Begin

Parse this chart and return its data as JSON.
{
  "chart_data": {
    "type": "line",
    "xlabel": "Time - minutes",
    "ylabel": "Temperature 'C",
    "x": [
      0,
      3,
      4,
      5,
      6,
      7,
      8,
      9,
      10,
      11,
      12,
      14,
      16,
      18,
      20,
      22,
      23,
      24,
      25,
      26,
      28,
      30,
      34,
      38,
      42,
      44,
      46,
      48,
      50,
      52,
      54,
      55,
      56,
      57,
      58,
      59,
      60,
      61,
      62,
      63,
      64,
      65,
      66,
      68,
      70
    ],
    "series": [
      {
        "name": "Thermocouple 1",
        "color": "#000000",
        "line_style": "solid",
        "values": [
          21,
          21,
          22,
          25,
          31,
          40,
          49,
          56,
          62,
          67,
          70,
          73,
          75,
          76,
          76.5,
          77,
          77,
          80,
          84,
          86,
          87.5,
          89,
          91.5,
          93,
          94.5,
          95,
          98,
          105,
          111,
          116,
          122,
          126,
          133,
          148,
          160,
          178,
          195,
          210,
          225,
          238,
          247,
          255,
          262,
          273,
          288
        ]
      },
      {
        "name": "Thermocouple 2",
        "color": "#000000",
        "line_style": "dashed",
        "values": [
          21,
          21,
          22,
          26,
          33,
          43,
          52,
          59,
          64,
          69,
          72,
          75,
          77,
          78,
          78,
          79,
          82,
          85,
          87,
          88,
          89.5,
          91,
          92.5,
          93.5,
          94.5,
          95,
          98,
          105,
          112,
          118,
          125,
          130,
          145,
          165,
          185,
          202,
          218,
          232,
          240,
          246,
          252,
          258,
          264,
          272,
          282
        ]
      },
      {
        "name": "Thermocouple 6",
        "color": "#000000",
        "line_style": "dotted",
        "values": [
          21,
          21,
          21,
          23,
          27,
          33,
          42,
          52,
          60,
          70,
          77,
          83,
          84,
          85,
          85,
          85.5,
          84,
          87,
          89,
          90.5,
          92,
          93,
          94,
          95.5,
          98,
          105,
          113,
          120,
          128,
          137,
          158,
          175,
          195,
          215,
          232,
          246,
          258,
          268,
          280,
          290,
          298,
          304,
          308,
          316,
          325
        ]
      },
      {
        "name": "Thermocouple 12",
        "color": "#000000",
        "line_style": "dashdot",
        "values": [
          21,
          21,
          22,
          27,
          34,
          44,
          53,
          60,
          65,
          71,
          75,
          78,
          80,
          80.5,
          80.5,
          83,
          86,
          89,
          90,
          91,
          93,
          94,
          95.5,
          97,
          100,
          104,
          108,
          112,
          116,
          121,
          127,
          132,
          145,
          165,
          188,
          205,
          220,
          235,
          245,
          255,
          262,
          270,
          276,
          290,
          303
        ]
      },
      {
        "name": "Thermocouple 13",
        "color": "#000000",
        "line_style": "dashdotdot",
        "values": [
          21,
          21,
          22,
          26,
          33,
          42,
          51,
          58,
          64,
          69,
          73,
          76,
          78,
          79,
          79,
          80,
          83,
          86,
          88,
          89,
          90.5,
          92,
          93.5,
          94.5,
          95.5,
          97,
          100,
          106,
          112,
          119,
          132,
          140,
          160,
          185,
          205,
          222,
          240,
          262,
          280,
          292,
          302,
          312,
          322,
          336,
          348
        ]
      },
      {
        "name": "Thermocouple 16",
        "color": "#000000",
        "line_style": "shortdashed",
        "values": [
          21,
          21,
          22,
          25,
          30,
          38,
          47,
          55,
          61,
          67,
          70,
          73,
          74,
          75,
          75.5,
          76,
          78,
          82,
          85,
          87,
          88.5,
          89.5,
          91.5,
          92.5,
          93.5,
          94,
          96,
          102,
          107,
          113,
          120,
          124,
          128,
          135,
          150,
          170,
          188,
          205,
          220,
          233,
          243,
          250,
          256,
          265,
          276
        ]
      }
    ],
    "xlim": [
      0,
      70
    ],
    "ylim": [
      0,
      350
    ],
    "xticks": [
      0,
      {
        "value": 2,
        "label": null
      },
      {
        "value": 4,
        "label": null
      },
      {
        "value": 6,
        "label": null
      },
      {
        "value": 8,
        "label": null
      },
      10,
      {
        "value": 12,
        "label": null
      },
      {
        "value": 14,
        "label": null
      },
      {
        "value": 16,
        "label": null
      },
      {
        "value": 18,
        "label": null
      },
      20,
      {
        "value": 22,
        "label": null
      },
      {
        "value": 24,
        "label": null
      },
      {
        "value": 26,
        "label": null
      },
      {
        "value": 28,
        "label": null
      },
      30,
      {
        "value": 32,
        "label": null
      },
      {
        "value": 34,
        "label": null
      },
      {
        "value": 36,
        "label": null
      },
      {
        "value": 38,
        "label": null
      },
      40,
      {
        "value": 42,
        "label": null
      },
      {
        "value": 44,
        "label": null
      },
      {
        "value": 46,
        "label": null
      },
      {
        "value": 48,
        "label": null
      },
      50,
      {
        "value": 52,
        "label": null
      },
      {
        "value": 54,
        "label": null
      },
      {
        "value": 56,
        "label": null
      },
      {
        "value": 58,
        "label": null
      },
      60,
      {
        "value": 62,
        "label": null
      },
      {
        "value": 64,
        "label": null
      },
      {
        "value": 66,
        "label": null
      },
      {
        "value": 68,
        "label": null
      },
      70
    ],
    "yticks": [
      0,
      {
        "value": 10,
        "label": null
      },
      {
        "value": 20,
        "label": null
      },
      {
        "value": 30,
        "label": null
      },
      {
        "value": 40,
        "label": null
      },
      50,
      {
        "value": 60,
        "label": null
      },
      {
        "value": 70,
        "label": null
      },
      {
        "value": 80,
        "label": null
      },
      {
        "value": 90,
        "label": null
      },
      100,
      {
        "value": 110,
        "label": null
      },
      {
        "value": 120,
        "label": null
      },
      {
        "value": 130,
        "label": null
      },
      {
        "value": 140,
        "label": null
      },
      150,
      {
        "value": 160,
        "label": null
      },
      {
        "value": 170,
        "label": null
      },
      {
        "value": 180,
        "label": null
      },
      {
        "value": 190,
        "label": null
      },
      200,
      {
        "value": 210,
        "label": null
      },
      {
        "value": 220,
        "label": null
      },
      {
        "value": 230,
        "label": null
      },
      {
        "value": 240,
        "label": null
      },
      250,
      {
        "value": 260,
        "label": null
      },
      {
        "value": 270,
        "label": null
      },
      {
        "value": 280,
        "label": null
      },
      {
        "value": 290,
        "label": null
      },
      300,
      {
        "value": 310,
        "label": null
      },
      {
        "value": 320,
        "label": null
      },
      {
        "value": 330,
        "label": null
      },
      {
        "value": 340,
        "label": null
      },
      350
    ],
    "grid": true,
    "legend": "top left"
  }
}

End

* WORK TO DO *
Transcribe all of the lines in the records precisely.

* WRITTEN SOLUTION *
Parse this chart and return its data as JSON.
{
  "chart_data": {
    "type": "line",
    "xlabel": "Time - minutes",
    "ylabel": "Temperature 'C",
    "x": [
      0,
      3,
      4,
      5,
      6,
      7,
      8,
      9,
      10,
      11,
      12,
      14,
      16,
      18,
      20,
      22,
      23,
      24,
      25,
      26,
      28,
      30,
      34,
      38,
      42,
      44,
      46,
      48,
      50,
      52,
      54,
      55,
      56,
      57,
      58,
      59,
      60,
      61,
      62,
      63,
      64,
      65,
      66,
      68,
      70
    ],
    "series": [
      {
        "name": "Thermocouple 1",
        "color": "#000000",
        "line_style": "solid",
        "values": [
          21,
          21,
          22,
          25,
          31,
          40,
          49,
          56,
          62,
          67,
          70,
          73,
          75,
          76,
          76.5,
          77,
          77,
          80,
          84,
          86,
          87.5,
          89,
          91.5,
          93,
          94.5,
          95,
          98,
          105,
          111,
          116,
          122,
          126,
          133,
          148,
          160,
          178,
          195,
          210,
          225,
          238,
          247,
          255,
          262,
          273,
          288
        ]
      },
      {
        "name": "Thermocouple 2",
        "color": "#000000",
        "line_style": "dashed",
        "values": [
          21,
          21,
          22,
          26,
          33,
          43,
          52,
          59,
          64,
          69,
          72,
          75,
          77,
          78,
          78,
          79,
          82,
          85,
          87,
          88,
          89.5,
          91,
          92.5,
          93.5,
          94.5,
          95,
          98,
          105,
          112,
          118,
          125,
          130,
          145,
          165,
          185,
          202,
          218,
          232,
          240,
          246,
          252,
          258,
          264,
          272,
          282
        ]
      },
      {
        "name": "Thermocouple 6",
        "color": "#000000",
        "line_style": "dotted",
        "values": [
          21,
          21,
          21,
          23,
          27,
          33,
          42,
          52,
          60,
          70,
          77,
          83,
          84,
          85,
          85,
          85.5,
          84,
          87,
          89,
          90.5,
          92,
          93,
          94,
          95.5,
          98,
          105,
          113,
          120,
          128,
          137,
          158,
          175,
          195,
          215,
          232,
          246,
          258,
          268,
          280,
          290,
          298,
          304,
          308,
          316,
          325
        ]
      },
      {
        "name": "Thermocouple 12",
        "color": "#000000",
        "line_style": "dashdot",
        "values": [
          21,
          21,
          22,
          27,
          34,
          44,
          53,
          60,
          65,
          71,
          75,
          78,
          80,
          80.5,
          80.5,
          83,
          86,
          89,
          90,
          91,
          93,
          94,
          95.5,
          97,
          100,
          104,
          108,
          112,
          116,
          121,
          127,
          132,
          145,
          165,
          188,
          205,
          220,
          235,
          245,
          255,
          262,
          270,
          276,
          290,
          303
        ]
      },
      {
        "name": "Thermocouple 13",
        "color": "#000000",
        "line_style": "dashdotdot",
        "values": [
          21,
          21,
          22,
          26,
          33,
          42,
          51,
          58,
          64,
          69,
          73,
          76,
          78,
          79,
          79,
          80,
          83,
          86,
          88,
          89,
          90.5,
          92,
          93.5,
          94.5,
          95.5,
          97,
          100,
          106,
          112,
          119,
          132,
          140,
          160,
          185,
          205,
          222,
          240,
          262,
          280,
          292,
          302,
          312,
          322,
          336,
          348
        ]
      },
      {
        "name": "Thermocouple 16",
        "color": "#000000",
        "line_style": "shortdashed",
        "values": [
          21,
          21,
          22,
          25,
          30,
          38,
          47,
          55,
          61,
          67,
          70,
          73,
          74,
          75,
          75.5,
          76,
          78,
          82,
          85,
          87,
          88.5,
          89.5,
          91.5,
          92.5,
          93.5,
          94,
          96,
          102,
          107,
          113,
          120,
          124,
          128,
          135,
          150,
          170,
          188,
          205,
          220,
          233,
          243,
          250,
          256,
          265,
          276
        ]
      }
    ],
    "xlim": [
      0,
      70
    ],
    "ylim": [
      0,
      350
    ],
    "xticks": [
      0,
      {
        "value": 2,
        "label": null
      },
      {
        "value": 4,
        "label": null
      },
      {
        "value": 6,
        "label": null
      },
      {
        "value": 8,
        "label": null
      },
      10,
      {
        "value": 12,
        "label": null
      },
      {
        "value": 14,
        "label": null
      },
      {
        "value": 16,
        "label": null
      },
      {
        "value": 18,
        "label": null
      },
      20,
      {
        "value": 22,
        "label": null
      },
      {
        "value": 24,
        "label": null
      },
      {
        "value": 26,
        "label": null
      },
      {
        "value": 28,
        "label": null
      },
      30,
      {
        "value": 32,
        "label": null
      },
      {
        "value": 34,
        "label": null
      },
      {
        "value": 36,
        "label": null
      },
      {
        "value": 38,
        "label": null
      },
      40,
      {
        "value": 42,
        "label": null
      },
      {
        "value": 44,
        "label": null
      },
      {
        "value": 46,
        "label": null
      },
      {
        "value": 48,
        "label": null
      },
      50,
      {
        "value": 52,
        "label": null
      },
      {
        "value": 54,
        "label": null
      },
      {
        "value": 56,
        "label": null
      },
      {
        "value": 58,
        "label": null
      },
      60,
      {
        "value": 62,
        "label": null
      },
      {
        "value": 64,
        "label": null
      },
      {
        "value": 66,
        "label": null
      },
      {
        "value": 68,
        "label": null
      },
      70
    ],
    "yticks": [
      0,
      {
        "value": 10,
        "label": null
      },
      {
        "value": 20,
        "label": null
      },
      {
        "value": 30,
        "label": null
      },
      {
        "value": 40,
        "label": null
      },
      50,
      {
        "value": 60,
        "label": null
      },
      {
        "value": 70,
        "label": null
      },
      {
        "value": 80,
        "label": null
      },
      {
        "value": 90,
        "label": null
      },
      100,
      {
        "value": 110,
        "label": null
      },
      {
        "value": 120,
        "label": null
      },
      {
        "value": 130,
        "label": null
      },
      {
        "value": 140,
        "label": null
      },
      150,
      {
        "value": 160,
        "label": null
      },
      {
        "value": 170,
        "label": null
      },
      {
        "value": 180,
        "label": null
      },
      {
        "value": 190,
        "label": null
      },
      200,
      {
        "value": 210,
        "label": null
      },
      {
        "value": 220,
        "label": null
      },
      {
        "value": 230,
        "label": null
      },
      {
        "value": 240,
        "label": null
      },
      250,
      {
        "value": 260,
        "label": null
      },
      {
        "value": 270,
        "label": null
      },
      {
        "value": 280,
        "label": null
      },
      {
        "value": 290,
        "label": null
      },
      300,
      {
        "value": 310,
        "label": null
      },
      {
        "value": 320,
        "label": null
      },
      {
        "value": 330,
        "label": null
      },
      {
        "value": 340,
        "label": null
      },
      350
    ],
    "grid": true,
    "legend": "top left"
  }
}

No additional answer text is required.